- _INSTRUCTION_
Every line that contains "this" counts once; give the total number of such lines, with no other words.

*** THE INPUT ***

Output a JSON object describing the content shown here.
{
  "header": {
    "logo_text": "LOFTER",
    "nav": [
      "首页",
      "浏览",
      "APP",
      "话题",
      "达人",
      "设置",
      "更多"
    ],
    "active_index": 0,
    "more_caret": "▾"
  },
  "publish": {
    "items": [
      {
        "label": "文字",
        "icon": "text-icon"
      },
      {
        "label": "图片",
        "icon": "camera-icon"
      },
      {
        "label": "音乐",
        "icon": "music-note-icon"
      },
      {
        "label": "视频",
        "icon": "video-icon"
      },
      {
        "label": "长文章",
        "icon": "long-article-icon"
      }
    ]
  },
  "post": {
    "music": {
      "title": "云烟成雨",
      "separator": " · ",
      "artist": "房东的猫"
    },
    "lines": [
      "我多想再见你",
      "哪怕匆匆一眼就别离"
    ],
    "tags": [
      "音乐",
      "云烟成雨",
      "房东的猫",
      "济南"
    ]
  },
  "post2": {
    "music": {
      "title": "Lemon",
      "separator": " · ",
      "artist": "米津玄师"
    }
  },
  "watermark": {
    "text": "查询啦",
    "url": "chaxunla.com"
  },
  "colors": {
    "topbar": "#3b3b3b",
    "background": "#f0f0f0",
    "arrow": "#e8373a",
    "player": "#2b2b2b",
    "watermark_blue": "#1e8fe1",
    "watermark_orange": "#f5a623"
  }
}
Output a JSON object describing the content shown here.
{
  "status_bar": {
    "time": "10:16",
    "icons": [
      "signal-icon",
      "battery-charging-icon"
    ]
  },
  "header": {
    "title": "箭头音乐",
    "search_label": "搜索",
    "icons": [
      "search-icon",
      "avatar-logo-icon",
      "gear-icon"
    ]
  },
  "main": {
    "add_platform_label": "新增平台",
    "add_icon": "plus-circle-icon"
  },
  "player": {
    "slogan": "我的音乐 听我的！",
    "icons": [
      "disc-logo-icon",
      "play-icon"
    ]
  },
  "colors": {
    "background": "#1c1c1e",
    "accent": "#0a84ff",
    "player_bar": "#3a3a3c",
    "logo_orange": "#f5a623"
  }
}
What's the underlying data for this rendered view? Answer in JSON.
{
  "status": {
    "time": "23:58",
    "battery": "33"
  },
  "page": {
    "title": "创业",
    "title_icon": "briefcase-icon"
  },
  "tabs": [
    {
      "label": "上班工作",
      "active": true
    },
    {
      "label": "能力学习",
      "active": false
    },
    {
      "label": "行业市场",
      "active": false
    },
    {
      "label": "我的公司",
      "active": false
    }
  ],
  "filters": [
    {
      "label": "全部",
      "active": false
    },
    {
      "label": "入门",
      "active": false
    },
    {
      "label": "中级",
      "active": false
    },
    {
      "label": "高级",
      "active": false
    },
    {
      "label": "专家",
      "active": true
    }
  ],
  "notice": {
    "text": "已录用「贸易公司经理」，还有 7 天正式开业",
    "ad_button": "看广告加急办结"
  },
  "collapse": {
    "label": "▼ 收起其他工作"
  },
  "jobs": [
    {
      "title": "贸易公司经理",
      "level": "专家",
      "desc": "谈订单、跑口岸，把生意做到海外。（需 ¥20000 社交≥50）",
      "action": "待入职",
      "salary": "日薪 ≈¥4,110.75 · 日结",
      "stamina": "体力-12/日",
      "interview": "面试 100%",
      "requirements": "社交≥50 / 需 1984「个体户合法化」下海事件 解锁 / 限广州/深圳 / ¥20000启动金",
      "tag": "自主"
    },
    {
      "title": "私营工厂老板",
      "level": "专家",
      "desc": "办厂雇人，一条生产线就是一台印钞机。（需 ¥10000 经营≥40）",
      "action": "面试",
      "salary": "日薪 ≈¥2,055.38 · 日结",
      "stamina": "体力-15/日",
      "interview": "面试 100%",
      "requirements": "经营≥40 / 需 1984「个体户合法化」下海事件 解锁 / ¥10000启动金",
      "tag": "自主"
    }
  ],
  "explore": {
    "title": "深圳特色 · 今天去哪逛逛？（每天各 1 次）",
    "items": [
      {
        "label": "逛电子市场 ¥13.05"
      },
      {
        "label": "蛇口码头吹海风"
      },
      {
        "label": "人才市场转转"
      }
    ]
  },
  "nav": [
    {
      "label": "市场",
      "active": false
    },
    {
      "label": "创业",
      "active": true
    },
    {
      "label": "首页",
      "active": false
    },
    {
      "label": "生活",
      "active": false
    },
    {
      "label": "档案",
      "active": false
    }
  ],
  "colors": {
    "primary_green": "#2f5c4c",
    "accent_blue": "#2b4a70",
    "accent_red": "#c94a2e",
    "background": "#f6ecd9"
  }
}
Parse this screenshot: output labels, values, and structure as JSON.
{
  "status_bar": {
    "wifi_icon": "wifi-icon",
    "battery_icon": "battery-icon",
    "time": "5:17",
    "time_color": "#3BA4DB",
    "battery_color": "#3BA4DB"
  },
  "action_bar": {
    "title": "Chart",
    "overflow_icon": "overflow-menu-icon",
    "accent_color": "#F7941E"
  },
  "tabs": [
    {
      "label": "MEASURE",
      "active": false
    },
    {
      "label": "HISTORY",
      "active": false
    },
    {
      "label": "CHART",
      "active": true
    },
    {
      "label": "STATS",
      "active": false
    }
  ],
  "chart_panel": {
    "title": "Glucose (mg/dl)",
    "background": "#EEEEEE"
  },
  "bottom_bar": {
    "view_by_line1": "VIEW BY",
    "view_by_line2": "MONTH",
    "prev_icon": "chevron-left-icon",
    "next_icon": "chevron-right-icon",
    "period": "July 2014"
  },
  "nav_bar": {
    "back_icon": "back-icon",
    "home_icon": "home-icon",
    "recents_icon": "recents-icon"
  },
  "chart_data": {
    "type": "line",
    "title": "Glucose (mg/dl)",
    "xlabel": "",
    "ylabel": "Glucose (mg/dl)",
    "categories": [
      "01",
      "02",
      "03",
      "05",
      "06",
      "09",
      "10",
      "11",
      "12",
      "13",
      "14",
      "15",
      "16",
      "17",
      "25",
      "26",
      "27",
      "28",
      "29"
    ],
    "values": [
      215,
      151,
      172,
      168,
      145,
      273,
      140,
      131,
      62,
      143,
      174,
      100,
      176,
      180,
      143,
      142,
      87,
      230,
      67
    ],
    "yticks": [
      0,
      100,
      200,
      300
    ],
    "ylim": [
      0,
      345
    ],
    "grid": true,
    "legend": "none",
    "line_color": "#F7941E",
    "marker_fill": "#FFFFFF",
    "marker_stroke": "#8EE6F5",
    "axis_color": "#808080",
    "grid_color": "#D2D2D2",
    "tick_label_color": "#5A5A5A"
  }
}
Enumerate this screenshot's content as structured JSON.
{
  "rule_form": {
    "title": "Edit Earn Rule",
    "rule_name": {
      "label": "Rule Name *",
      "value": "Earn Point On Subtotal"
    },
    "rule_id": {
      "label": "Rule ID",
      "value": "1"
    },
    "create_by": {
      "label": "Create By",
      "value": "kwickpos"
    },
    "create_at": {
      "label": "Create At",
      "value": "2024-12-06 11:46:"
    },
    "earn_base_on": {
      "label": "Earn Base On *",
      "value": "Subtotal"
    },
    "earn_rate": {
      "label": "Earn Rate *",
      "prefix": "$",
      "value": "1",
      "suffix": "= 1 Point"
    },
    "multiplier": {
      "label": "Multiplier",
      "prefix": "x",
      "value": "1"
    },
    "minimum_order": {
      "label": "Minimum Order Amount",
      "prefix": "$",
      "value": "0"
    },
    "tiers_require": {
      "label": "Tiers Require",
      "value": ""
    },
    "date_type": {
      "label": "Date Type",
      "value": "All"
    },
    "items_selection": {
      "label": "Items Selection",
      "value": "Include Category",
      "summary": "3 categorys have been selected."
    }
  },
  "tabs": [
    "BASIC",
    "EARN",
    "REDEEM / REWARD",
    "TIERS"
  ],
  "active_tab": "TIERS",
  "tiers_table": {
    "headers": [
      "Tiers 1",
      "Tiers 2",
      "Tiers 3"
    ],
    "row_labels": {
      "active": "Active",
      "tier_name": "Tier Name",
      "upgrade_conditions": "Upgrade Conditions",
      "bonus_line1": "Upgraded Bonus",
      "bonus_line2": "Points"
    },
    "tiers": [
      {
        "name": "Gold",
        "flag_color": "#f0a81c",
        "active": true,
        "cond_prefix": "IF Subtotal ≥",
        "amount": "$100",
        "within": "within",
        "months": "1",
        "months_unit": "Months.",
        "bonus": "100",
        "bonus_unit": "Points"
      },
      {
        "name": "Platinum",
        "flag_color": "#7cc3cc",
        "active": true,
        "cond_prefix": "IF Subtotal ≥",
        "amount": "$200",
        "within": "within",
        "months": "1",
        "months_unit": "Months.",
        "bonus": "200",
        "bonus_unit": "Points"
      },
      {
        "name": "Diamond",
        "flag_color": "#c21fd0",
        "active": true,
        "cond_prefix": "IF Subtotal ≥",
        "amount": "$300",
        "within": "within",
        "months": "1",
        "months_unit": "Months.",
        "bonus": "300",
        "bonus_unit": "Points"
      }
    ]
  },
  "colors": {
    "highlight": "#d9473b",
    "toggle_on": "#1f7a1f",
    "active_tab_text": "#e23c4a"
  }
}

***

- _RESPONSE_
3